[START Data excerpts]

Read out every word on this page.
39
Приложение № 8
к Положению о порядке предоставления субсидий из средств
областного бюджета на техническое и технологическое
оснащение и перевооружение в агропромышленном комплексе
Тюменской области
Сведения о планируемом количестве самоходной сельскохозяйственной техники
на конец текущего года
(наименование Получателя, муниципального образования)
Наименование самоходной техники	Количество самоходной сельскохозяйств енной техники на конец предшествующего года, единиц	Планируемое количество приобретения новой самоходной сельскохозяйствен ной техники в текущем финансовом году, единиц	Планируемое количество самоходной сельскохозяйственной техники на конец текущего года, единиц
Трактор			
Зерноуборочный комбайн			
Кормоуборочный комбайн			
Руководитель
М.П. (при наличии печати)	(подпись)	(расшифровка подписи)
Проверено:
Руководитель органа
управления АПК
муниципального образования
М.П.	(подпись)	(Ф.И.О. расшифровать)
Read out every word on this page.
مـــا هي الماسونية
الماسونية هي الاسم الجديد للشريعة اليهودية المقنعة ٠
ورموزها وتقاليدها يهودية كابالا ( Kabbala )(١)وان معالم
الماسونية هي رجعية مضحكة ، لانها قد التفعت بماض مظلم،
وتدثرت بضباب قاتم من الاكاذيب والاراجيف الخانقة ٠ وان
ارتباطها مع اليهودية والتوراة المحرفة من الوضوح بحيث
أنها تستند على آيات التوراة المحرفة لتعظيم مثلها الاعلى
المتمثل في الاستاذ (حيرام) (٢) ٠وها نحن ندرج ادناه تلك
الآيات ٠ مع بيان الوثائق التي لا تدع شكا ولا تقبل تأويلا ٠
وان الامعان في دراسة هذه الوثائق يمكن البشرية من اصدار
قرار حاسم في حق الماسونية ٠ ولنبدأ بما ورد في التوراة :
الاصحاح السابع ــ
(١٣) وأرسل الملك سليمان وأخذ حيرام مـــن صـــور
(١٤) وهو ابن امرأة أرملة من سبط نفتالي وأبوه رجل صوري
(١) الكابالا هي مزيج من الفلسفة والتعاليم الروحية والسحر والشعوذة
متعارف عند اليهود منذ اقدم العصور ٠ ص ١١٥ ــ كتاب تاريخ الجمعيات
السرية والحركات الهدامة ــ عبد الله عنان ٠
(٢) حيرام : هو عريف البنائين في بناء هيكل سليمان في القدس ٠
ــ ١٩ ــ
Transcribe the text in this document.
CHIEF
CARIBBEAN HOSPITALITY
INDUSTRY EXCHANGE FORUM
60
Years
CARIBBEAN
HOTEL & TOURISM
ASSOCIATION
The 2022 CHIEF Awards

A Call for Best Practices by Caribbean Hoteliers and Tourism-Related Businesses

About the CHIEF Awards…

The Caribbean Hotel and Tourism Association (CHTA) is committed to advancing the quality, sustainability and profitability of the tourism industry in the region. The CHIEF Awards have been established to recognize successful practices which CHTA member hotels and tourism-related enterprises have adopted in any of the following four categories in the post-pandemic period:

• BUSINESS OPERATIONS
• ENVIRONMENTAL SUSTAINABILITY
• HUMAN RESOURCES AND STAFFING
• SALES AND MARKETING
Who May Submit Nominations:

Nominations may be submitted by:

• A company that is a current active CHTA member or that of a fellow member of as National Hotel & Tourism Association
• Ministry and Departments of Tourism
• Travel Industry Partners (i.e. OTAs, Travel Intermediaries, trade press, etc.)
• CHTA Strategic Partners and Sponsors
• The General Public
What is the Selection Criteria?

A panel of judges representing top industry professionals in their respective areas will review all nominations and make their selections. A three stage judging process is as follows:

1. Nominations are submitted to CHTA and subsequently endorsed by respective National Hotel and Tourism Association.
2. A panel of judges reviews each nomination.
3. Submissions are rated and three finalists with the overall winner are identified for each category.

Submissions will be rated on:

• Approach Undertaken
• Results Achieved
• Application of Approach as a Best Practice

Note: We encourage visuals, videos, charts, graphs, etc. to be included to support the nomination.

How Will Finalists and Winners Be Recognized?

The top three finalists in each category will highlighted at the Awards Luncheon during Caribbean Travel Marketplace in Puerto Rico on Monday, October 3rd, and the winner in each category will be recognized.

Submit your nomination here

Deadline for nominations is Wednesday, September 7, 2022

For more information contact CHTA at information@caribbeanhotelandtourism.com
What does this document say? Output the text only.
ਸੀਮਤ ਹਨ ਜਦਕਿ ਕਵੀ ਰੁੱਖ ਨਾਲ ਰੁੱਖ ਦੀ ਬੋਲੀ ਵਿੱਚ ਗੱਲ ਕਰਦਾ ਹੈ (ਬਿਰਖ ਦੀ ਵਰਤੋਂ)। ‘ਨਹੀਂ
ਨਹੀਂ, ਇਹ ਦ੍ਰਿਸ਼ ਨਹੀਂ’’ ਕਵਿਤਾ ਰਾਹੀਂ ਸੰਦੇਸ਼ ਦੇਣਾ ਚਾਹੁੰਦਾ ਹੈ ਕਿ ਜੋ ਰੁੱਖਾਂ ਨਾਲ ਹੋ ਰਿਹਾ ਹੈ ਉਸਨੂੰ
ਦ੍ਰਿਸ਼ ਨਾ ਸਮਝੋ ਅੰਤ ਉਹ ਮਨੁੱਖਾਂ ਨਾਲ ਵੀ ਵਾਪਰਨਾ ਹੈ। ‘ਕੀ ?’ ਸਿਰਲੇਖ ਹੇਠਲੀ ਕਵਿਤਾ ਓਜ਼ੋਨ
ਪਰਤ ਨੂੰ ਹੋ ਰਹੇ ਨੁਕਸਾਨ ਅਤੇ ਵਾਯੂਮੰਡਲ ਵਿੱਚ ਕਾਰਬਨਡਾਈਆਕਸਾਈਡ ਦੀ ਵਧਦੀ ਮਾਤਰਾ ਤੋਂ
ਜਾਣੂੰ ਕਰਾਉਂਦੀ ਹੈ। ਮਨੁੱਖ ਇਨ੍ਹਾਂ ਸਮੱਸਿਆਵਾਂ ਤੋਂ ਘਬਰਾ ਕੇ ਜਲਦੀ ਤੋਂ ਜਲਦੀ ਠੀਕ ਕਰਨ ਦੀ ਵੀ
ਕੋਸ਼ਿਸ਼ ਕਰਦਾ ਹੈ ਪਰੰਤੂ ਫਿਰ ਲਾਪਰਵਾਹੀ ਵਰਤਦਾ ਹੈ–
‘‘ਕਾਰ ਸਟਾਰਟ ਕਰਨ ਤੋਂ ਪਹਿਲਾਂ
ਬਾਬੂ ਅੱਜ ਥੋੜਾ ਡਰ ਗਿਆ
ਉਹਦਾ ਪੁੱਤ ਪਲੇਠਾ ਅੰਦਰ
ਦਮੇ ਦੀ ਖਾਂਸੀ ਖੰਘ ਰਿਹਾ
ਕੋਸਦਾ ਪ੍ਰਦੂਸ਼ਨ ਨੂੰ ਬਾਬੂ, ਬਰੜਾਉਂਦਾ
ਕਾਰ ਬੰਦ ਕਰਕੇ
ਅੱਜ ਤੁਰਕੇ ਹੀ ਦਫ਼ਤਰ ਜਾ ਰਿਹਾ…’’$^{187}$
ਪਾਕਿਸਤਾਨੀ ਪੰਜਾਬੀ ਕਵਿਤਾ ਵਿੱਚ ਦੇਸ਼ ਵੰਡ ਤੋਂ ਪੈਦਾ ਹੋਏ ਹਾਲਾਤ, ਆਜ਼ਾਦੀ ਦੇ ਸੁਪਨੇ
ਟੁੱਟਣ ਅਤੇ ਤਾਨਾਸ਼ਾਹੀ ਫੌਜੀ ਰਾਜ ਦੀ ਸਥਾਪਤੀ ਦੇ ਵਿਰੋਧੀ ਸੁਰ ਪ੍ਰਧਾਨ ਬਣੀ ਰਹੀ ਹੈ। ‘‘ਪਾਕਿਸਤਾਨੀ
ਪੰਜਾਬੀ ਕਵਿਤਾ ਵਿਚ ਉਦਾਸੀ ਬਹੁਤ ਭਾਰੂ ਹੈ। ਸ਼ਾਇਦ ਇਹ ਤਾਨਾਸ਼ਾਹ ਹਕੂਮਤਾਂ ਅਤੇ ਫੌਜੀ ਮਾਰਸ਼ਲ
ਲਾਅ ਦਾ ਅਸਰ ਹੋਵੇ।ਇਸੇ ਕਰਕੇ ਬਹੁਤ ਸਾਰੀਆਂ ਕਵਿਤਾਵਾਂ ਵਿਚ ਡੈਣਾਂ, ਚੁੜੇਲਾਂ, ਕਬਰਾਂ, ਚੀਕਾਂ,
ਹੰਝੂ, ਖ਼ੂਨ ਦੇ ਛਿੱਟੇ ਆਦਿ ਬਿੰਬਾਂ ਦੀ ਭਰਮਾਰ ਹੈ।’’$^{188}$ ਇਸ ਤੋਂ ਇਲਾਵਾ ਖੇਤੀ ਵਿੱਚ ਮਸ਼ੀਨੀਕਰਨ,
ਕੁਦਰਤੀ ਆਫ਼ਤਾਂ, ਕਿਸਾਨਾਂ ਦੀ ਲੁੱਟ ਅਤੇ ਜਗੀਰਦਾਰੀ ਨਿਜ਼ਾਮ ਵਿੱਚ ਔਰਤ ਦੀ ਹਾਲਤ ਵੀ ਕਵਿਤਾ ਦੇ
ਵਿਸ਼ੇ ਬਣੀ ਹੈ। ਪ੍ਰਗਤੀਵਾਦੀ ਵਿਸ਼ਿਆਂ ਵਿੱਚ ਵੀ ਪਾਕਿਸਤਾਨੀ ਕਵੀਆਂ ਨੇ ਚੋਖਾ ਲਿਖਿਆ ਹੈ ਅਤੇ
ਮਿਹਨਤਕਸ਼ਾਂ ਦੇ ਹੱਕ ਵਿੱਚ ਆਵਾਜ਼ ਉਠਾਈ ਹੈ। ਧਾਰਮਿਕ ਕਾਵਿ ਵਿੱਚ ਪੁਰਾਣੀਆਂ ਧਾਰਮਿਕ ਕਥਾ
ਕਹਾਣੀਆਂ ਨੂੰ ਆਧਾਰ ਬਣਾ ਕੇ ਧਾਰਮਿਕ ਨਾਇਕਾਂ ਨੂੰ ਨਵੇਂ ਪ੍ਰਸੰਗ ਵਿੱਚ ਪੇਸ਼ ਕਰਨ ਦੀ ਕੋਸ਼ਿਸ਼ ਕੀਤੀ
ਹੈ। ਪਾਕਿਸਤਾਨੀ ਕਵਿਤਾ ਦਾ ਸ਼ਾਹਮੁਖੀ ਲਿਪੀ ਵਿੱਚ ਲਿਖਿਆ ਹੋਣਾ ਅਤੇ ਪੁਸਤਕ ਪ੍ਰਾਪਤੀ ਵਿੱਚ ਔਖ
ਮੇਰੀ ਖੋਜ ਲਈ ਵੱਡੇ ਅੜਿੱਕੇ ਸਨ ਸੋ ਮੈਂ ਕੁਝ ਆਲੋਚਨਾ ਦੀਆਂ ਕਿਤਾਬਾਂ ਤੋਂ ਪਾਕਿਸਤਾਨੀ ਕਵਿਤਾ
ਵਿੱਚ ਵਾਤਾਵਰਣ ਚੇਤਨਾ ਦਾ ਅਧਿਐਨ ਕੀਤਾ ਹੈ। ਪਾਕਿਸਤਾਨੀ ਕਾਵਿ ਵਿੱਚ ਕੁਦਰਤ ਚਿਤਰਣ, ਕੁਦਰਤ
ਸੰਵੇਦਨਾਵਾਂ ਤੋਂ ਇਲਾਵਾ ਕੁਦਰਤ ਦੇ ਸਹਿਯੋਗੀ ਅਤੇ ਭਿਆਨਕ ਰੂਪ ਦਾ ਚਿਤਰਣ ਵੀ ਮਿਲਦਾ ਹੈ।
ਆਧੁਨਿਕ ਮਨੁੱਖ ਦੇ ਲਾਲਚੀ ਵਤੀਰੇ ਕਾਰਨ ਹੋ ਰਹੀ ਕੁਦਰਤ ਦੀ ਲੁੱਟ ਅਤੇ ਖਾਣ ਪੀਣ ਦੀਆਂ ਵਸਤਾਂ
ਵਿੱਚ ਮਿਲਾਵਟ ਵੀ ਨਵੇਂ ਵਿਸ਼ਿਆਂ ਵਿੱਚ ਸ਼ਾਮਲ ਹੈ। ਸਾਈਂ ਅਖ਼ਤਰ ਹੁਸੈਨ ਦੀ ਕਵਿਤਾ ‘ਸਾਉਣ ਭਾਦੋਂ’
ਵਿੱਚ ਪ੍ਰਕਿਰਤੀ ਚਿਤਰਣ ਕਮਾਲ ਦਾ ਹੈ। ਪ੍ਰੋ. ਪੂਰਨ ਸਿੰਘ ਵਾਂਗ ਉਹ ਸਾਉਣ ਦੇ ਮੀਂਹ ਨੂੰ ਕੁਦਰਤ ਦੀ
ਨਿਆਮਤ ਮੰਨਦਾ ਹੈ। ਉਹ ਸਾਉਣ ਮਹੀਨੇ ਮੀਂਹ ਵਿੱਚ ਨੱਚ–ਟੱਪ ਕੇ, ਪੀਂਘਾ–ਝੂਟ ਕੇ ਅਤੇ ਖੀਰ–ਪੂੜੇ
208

[END Data excerpts]

Task to carry out:
Gather each line from the listing above that holds "panel".

The answer:
A panel of judges representing top industry professionals in their respective areas will review all nominations and make their selections. A three stage judging process is as follows:
2. A panel of judges reviews each nomination.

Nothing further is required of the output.